YOUR GOAL:
Please answer these three questions using the materials science text.
(a) What dimension must a material have to count as a nanomaterial?
(b) What color are gold nanoparticles?
(c) Which two medical uses are named as relying on appropriate materials?

Materials science is a wide-reaching discipline, with applications in a number of fields, including nanotechnology, environmental remediation, electronics, and engineering. But how do researchers use materials science in their various disciplines?

Nanotechnology

Let’s start with a definition: Nanotechnology is the science that works with nanomaterials, which are materials that have at least one dimension smaller than 100 nm (nanometers). This means the materials are more than 100 times smaller than the diameter of a human hair.

Interestingly, at this tiny scale, materials have properties which are different from their properties at a larger scale. For instance gold nanoparticles are red, instead of the traditional yellow color. Other properties may be different as well, so scientists can use nanomaterials in different applications than they use the larger scaled materials. Science applies nanomaterials in many important fields, including biomedicine, electronics, and ceramics.

Advanced Materials for Biomedicine

The medical field relies on high-tech materials – Doctors could not successfully utilize bone implants or perform heart surgery, for instance, without the use of appropriate materials researched by materials scientists.

Scientists are always looking for ways to improve the use of materials in biomedicine – to find new materials, and to widen the applications of those materials we know are useful, and improve their performance.

DATA LISTING:
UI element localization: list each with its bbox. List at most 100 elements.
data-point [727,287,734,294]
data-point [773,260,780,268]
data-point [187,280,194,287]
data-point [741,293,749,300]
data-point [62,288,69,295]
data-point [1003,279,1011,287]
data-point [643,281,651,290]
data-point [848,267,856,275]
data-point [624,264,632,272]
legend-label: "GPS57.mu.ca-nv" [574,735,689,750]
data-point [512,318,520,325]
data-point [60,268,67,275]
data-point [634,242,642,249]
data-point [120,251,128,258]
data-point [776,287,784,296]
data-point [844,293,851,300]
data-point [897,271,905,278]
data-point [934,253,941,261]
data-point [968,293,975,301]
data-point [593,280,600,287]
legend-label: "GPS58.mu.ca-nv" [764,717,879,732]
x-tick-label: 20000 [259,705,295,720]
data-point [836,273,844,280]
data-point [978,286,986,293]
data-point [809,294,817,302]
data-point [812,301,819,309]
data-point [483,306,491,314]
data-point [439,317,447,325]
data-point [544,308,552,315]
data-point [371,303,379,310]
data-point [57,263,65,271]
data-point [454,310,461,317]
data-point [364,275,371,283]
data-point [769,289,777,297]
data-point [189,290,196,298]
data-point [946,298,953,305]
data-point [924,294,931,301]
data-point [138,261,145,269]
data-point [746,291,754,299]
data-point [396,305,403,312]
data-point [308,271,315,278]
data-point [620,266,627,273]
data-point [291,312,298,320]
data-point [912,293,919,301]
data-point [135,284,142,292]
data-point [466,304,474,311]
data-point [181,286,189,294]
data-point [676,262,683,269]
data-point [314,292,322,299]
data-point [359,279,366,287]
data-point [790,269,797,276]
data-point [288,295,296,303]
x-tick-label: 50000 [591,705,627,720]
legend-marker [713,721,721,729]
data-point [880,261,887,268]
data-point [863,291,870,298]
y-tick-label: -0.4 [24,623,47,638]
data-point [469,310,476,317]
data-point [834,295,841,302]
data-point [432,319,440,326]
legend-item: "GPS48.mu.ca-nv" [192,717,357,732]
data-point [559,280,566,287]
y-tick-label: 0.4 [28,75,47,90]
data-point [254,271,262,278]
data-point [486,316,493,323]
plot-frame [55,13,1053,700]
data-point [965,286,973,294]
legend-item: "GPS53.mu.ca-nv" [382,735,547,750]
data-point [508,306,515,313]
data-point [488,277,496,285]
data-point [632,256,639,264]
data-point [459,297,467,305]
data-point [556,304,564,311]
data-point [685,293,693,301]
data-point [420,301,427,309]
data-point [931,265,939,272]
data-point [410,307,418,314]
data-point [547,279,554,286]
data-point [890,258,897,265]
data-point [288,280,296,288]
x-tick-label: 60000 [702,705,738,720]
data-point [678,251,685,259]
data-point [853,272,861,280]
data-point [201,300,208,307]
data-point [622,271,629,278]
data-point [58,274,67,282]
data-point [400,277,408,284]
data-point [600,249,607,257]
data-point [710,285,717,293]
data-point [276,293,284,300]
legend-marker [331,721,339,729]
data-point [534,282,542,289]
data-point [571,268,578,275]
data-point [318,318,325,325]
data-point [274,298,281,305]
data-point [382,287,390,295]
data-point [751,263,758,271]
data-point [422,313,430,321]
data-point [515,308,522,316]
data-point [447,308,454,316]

RESPONSE TO THIS TASK:
(a) At least one dimension smaller than 100 nm (nanometers).
(b) Red.
(c) Bone implants and heart surgery.